Write each line exactly as it stands, from the line containing "Transcribe this image's" through the end of the data.

[EXERCISE INPUTS start]

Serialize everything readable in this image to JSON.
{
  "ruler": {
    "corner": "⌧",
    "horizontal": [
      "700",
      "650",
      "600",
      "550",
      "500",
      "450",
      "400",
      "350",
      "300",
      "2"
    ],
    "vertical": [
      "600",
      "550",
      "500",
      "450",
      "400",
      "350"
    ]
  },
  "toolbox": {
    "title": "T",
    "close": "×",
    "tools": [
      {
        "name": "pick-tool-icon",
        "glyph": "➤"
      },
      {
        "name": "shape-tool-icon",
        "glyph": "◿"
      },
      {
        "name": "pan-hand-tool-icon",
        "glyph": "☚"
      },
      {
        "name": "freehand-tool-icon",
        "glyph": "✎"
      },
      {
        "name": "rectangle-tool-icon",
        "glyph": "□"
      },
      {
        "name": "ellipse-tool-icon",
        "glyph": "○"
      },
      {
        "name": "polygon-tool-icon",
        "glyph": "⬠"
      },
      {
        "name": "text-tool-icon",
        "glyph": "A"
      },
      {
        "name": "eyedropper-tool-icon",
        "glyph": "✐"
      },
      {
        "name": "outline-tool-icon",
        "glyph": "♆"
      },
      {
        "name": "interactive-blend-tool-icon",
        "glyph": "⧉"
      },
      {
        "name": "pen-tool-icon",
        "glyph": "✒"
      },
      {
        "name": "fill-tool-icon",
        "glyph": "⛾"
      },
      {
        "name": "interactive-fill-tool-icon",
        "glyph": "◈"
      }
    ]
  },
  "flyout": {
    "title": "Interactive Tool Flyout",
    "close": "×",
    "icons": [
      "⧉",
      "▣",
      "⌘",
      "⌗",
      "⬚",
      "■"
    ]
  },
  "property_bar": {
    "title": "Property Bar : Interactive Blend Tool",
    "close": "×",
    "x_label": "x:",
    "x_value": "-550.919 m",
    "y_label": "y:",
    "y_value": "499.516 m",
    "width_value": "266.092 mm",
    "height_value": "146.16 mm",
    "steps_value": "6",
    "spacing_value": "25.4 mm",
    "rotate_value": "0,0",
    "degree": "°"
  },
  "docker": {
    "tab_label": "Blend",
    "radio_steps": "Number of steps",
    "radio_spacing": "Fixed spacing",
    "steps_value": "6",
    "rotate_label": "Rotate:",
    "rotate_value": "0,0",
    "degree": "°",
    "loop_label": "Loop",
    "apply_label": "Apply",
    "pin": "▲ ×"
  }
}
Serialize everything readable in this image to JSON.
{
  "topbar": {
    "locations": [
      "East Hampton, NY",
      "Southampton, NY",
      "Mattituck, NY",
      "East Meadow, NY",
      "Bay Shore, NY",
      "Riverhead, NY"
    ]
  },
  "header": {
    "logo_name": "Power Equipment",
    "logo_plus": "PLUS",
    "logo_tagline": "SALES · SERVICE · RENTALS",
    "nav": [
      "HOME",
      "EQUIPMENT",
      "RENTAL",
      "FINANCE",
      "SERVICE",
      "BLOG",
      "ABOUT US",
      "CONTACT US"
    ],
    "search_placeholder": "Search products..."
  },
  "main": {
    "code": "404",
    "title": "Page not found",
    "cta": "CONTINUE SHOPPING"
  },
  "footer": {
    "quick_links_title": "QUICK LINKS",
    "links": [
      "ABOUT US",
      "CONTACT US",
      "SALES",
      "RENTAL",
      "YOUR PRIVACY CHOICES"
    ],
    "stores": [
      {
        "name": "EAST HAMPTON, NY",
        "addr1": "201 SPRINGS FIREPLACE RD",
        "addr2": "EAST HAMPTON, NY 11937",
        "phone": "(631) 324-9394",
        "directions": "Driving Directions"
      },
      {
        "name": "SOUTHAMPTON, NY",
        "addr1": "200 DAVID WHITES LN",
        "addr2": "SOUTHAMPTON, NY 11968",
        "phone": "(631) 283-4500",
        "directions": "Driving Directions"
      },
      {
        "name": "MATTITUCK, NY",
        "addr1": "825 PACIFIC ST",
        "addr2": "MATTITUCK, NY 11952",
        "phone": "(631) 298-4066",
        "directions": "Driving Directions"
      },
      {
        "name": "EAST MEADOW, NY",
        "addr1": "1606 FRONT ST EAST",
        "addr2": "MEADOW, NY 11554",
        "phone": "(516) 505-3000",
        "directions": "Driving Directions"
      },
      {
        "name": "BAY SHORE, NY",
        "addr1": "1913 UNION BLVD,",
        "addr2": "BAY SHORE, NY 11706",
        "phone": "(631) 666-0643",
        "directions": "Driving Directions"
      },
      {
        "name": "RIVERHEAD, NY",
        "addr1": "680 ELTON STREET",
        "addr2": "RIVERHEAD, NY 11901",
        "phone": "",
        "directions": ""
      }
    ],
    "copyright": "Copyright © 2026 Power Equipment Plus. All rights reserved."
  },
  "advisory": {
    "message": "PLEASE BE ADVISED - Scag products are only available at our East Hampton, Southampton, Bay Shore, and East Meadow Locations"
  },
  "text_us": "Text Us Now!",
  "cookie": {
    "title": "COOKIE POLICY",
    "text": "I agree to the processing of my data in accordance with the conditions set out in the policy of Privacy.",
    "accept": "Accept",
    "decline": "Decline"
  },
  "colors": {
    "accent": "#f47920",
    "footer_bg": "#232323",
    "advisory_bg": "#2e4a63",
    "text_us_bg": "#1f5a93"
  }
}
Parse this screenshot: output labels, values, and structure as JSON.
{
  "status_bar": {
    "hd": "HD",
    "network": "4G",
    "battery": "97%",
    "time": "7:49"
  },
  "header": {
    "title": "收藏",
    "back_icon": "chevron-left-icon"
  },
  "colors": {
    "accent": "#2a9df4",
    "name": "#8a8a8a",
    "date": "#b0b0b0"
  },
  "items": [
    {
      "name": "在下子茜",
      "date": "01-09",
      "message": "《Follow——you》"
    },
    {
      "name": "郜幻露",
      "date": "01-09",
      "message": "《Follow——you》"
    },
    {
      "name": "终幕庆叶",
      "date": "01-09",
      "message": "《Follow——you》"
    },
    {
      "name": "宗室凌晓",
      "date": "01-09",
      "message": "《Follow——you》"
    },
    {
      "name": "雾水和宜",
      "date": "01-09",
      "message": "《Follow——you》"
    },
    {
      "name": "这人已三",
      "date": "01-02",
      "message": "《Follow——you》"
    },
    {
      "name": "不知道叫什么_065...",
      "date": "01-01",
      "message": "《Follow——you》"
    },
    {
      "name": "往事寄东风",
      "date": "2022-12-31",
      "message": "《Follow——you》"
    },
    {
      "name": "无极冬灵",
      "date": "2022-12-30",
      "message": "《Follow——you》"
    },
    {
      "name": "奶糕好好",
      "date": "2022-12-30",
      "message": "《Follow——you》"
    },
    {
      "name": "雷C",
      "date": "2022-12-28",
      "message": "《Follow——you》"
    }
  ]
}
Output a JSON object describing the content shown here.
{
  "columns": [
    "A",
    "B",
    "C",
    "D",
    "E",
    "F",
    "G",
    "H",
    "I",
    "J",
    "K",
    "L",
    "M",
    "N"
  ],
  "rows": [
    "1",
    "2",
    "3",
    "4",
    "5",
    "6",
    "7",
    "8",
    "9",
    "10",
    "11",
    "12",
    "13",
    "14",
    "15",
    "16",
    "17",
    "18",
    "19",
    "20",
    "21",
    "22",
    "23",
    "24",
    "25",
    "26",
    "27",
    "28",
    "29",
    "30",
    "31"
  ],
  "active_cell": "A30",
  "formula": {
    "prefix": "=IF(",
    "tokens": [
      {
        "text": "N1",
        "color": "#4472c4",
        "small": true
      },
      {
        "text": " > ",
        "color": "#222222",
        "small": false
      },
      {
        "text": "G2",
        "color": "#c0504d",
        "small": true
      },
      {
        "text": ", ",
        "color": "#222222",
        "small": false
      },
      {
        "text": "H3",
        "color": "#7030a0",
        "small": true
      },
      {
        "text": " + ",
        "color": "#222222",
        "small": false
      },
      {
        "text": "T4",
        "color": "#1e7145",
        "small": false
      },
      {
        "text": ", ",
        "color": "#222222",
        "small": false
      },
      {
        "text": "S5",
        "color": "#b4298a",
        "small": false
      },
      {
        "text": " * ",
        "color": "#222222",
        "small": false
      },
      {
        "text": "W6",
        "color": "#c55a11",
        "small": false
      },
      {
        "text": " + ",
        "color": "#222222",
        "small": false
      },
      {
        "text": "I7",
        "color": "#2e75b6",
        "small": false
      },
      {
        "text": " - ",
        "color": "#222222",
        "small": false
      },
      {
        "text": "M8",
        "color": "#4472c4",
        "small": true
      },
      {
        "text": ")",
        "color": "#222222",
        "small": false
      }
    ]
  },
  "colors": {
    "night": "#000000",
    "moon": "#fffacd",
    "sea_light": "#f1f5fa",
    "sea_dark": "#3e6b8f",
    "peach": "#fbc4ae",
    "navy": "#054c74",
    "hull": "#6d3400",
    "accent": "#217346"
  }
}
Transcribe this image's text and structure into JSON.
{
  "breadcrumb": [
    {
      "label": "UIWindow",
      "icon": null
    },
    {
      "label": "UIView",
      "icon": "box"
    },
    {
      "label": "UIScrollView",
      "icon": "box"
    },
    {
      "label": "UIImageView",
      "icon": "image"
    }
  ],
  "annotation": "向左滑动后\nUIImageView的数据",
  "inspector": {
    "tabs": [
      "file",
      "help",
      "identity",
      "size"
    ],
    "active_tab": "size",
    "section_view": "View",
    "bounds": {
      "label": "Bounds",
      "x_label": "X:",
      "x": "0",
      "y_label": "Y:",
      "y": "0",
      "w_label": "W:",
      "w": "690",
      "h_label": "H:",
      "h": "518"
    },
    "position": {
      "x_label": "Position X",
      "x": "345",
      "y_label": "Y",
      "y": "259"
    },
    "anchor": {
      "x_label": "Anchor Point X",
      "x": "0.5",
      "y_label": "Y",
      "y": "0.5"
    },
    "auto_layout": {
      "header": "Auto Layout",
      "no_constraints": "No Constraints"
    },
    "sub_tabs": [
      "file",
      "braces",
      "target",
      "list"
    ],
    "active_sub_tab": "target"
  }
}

[EXERCISE INPUTS end]

▶ ANSWER TO THIS PROBLEM:
Transcribe this image's text and structure into JSON.
{
  "breadcrumb": [
    {
      "label": "UIWindow",
      "icon": null
    },
    {
      "label": "UIView",
      "icon": "box"
    },
    {
      "label": "UIScrollView",
      "icon": "box"
    },
    {
      "label": "UIImageView",
      "icon": "image"
    }
  ],
  "annotation": "向左滑动后\nUIImageView的数据",
  "inspector": {
    "tabs": [
      "file",
      "help",
      "identity",
      "size"
    ],
    "active_tab": "size",
    "section_view": "View",
    "bounds": {
      "label": "Bounds",
      "x_label": "X:",
      "x": "0",
      "y_label": "Y:",
      "y": "0",
      "w_label": "W:",
      "w": "690",
      "h_label": "H:",
      "h": "518"
    },
    "position": {
      "x_label": "Position X",
      "x": "345",
      "y_label": "Y",
      "y": "259"
    },
    "anchor": {
      "x_label": "Anchor Point X",
      "x": "0.5",
      "y_label": "Y",
      "y": "0.5"
    },
    "auto_layout": {
      "header": "Auto Layout",
      "no_constraints": "No Constraints"
    },
    "sub_tabs": [
      "file",
      "braces",
      "target",
      "list"
    ],
    "active_sub_tab": "target"
  }
}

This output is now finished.